- [TASK DIRECTIONS]:
Records follow. Select each line holding "name".

- [ENTRIES]:
↓

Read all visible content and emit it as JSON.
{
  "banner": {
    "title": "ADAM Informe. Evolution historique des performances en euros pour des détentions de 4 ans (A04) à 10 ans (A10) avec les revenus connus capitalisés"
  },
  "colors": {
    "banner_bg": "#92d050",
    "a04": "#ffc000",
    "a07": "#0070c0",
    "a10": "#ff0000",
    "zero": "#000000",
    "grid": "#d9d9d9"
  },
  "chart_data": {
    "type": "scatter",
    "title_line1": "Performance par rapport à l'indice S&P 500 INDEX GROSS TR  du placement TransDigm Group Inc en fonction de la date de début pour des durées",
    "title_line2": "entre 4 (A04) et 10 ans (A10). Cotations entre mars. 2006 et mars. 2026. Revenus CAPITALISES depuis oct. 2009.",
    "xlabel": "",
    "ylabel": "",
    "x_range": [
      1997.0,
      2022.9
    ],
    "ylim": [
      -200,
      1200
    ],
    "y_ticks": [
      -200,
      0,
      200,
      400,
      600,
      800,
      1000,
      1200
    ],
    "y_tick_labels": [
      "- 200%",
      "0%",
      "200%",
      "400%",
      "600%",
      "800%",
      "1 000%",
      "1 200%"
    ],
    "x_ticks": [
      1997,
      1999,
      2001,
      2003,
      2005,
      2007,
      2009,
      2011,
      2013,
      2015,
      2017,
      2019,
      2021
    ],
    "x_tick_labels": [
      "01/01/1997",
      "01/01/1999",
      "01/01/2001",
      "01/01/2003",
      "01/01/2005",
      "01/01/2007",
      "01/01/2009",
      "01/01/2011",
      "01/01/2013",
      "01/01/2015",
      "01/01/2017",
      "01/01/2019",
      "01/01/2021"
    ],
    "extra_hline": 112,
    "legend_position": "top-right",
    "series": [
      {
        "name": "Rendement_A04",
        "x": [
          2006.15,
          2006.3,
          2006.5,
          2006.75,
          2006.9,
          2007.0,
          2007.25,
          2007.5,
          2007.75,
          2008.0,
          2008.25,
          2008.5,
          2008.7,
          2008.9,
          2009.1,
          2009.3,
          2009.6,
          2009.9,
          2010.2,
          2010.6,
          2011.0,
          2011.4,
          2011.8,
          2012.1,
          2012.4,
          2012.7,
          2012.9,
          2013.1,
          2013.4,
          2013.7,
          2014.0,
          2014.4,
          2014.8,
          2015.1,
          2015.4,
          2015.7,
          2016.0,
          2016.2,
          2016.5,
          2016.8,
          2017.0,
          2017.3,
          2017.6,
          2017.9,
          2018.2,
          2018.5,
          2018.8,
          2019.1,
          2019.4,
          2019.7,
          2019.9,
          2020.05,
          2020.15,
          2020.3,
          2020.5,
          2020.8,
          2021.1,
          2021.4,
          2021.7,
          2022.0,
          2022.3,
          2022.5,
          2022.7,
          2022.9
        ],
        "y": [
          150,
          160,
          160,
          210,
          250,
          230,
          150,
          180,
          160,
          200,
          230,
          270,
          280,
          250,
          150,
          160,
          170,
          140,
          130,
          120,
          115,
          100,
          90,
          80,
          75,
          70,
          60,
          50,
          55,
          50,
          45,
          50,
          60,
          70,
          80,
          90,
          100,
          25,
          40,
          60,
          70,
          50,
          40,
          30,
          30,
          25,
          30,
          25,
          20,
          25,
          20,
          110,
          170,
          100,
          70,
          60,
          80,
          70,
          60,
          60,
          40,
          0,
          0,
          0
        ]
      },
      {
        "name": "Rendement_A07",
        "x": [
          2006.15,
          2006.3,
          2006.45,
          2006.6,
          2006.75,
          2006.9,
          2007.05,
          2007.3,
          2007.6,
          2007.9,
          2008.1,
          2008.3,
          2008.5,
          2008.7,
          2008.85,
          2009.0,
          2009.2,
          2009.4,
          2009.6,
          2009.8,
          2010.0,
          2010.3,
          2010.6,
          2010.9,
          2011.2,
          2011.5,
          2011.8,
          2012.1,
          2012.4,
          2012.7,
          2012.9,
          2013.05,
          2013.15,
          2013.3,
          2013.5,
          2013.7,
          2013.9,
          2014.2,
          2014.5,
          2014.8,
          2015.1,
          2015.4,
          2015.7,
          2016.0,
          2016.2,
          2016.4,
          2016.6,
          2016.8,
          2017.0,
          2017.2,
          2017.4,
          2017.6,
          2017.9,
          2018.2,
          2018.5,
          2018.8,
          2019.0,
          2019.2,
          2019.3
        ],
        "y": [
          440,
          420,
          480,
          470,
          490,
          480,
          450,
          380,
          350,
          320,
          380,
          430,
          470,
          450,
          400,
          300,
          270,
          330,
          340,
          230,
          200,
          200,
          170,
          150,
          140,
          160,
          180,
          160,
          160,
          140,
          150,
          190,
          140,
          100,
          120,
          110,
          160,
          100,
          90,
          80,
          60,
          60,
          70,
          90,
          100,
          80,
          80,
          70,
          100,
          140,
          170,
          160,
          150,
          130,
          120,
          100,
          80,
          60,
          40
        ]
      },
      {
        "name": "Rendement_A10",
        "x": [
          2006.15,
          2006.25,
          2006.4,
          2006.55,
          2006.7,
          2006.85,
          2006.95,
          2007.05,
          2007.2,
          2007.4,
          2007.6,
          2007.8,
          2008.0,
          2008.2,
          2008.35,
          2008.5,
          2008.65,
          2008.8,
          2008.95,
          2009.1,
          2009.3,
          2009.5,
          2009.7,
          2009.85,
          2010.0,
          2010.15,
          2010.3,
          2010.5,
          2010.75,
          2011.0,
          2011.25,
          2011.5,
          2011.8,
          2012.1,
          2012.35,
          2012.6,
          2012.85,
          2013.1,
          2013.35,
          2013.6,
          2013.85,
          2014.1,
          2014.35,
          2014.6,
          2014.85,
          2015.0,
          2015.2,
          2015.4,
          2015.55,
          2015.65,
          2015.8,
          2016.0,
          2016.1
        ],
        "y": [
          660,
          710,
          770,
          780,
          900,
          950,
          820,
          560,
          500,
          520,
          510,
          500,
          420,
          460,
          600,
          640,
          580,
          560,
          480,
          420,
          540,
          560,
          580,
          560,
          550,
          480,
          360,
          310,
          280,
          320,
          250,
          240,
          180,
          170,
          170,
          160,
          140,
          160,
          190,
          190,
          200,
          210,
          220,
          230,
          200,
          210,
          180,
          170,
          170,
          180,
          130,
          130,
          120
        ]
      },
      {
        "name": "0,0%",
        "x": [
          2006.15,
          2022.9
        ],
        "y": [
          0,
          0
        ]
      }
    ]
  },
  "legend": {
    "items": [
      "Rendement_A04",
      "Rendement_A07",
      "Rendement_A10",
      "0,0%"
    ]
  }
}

↑

- [WRITTEN ANSWER]:
        "name": "Rendement_A04",
        "name": "Rendement_A07",
        "name": "Rendement_A10",
        "name": "0,0%",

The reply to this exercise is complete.